● **PASSAGE SHOWN**
** START **
Question

The function f(t)=5cos(pi/4^t)+11 represents the tide in the Dark Sea. It has a maximum of 16 feet when time (t) is 0 and a minimum of 6 feet. The sea repeats this cycle every 8 hours. After 6 hours, how high is the tide?

Answer 1

A. 11 feet
B. 6 feet
C. 8.5 feet
D. 10.5 feet

Answer 2

you can plug in 6 into t

Answer 3

\[f(6)=5\cos (\pi/4^6)+11 l\]

Answer 4

like that?

Answer 5

thats a bit strange to have time as the exponent

Answer 6

Yeah I'm not really how to solve it now. The word problems on my homework are always hard.
** END **
According to the tide thread, how often does the Dark Sea repeat its tide cycle? Rely only on the tide thread.

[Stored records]
** START **
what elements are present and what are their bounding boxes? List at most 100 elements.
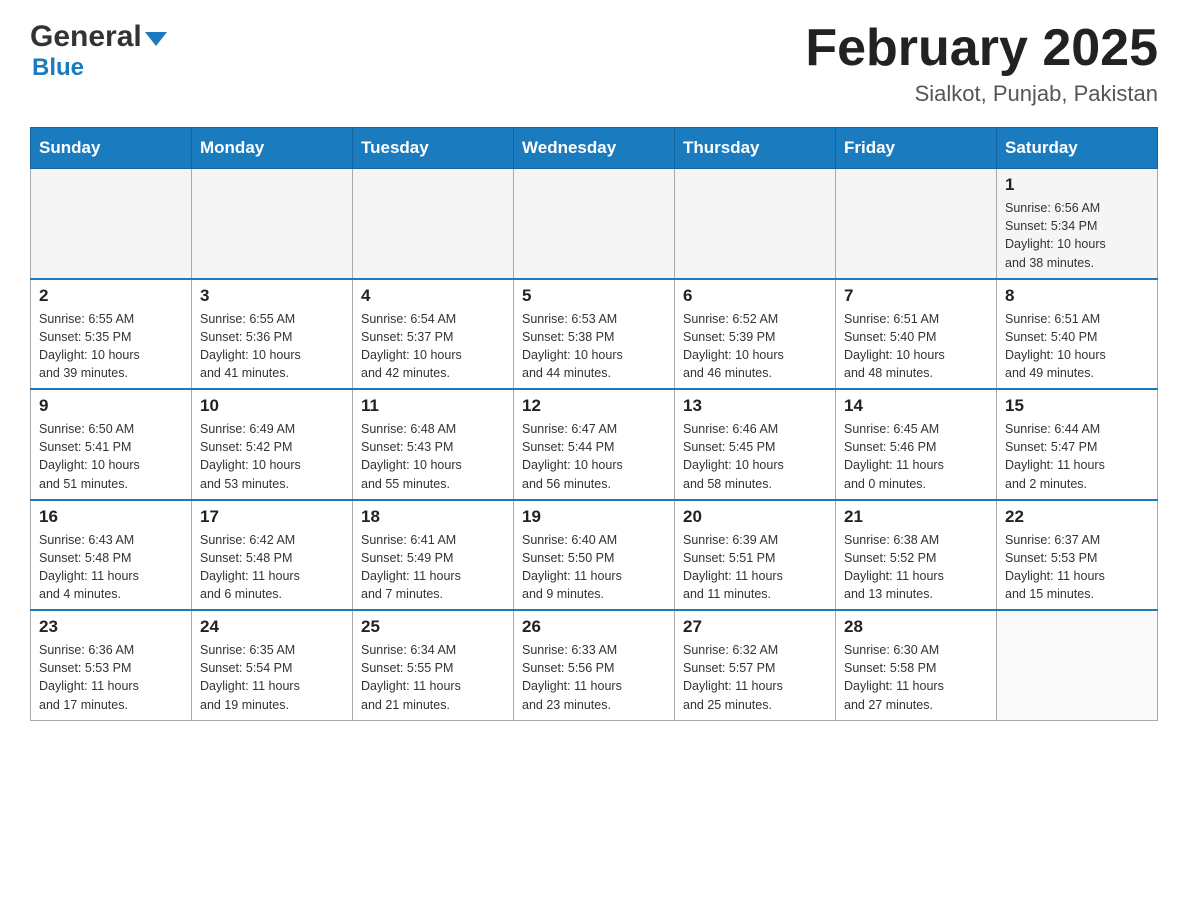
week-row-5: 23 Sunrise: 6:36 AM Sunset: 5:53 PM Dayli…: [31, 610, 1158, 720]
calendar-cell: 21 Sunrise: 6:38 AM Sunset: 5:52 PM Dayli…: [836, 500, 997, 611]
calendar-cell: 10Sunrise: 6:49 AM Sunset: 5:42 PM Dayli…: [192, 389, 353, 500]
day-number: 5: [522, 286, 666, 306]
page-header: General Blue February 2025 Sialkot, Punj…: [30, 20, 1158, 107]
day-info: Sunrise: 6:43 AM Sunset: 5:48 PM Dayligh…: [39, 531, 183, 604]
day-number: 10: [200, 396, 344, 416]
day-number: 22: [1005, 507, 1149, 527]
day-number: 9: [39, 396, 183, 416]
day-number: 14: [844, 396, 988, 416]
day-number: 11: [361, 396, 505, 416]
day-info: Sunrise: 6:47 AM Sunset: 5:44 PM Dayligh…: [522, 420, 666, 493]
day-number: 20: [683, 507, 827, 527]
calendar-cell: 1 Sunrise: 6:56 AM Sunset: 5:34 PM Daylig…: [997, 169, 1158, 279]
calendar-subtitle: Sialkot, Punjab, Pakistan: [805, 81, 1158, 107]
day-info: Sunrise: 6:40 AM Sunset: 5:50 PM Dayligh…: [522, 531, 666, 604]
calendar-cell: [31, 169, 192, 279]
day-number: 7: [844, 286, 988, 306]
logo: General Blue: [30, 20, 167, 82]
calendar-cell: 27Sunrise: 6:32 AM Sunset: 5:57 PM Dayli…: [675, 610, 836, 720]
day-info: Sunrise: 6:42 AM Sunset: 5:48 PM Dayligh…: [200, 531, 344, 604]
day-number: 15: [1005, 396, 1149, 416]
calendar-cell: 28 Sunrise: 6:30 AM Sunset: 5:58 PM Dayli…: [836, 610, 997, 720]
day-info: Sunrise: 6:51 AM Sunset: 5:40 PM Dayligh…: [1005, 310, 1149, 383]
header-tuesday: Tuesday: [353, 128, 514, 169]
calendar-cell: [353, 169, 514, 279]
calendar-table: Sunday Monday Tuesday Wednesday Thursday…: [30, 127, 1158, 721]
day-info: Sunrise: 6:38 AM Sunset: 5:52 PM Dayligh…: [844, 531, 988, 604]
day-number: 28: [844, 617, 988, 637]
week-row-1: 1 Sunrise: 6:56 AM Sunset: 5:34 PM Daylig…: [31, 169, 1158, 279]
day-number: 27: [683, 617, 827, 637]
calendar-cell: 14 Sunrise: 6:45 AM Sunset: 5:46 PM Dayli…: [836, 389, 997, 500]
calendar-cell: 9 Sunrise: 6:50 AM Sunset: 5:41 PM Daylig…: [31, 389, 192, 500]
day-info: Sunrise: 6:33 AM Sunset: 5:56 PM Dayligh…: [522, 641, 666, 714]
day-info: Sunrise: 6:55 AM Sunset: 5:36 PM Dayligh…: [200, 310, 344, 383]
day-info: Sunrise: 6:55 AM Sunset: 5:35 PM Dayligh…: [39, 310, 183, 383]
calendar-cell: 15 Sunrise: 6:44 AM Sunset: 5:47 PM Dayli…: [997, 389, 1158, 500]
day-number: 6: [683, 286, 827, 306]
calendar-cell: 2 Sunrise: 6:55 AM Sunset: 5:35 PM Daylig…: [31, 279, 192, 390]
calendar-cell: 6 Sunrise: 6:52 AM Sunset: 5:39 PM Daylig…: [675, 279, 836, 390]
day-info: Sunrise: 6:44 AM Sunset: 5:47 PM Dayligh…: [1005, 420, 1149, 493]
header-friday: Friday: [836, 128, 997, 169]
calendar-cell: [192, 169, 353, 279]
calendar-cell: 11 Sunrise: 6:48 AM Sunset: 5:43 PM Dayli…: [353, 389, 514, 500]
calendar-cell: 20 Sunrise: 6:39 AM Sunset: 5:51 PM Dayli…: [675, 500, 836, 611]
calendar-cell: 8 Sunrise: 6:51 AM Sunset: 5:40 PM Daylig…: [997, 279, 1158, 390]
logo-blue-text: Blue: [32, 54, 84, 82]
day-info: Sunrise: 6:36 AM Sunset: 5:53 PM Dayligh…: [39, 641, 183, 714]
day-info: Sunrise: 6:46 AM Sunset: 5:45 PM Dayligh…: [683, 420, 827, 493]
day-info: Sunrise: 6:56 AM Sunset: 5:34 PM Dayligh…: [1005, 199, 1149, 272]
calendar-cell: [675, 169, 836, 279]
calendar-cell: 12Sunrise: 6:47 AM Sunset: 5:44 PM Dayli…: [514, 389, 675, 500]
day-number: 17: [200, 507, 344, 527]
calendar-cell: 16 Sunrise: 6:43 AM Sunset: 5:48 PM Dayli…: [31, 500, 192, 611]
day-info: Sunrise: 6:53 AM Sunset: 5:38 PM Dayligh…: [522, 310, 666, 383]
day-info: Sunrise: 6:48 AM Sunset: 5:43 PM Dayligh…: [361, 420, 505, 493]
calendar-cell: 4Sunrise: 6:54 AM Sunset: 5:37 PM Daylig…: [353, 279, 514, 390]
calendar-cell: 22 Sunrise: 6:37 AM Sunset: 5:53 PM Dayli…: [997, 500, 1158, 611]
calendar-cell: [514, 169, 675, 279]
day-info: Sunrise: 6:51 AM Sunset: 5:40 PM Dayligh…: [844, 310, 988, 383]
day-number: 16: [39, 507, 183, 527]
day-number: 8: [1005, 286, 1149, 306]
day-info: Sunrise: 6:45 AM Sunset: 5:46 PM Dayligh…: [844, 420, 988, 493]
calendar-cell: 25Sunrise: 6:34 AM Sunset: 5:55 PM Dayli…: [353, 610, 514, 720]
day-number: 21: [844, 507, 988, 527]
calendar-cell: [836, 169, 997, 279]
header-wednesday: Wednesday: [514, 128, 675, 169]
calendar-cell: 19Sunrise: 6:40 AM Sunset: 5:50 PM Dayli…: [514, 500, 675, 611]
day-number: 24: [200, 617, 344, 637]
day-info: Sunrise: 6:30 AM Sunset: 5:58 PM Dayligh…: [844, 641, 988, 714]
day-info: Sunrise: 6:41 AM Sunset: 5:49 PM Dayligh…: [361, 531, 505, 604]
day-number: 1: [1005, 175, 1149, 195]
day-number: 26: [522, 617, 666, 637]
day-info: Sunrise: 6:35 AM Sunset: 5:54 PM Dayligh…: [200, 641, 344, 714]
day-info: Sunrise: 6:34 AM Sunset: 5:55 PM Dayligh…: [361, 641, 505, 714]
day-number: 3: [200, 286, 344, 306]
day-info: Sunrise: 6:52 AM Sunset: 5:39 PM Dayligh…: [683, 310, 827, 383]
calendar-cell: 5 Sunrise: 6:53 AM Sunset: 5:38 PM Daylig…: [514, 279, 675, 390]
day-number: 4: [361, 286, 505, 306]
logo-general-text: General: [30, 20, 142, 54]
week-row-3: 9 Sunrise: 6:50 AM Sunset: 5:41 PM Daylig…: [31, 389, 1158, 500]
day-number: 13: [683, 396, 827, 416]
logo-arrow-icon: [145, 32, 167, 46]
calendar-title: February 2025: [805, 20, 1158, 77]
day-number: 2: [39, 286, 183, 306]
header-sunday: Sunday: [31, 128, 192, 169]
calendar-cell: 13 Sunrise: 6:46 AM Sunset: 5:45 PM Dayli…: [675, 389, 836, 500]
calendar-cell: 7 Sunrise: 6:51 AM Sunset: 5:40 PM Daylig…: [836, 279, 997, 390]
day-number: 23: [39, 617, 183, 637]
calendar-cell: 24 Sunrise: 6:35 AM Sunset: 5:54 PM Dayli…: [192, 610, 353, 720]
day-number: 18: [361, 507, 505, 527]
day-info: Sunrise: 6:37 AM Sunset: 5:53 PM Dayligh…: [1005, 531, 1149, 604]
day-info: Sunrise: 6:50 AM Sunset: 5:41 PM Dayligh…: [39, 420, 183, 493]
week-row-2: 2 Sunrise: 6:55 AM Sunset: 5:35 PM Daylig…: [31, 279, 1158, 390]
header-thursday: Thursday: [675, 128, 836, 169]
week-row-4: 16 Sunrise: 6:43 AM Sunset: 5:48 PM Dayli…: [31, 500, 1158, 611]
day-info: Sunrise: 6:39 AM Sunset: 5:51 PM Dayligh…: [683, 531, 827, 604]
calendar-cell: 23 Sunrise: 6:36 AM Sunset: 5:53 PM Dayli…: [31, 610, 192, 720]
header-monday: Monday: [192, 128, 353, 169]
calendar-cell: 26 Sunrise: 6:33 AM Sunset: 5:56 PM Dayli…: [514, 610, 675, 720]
** END **
● **RESULT BELOW**
Every 8 hours.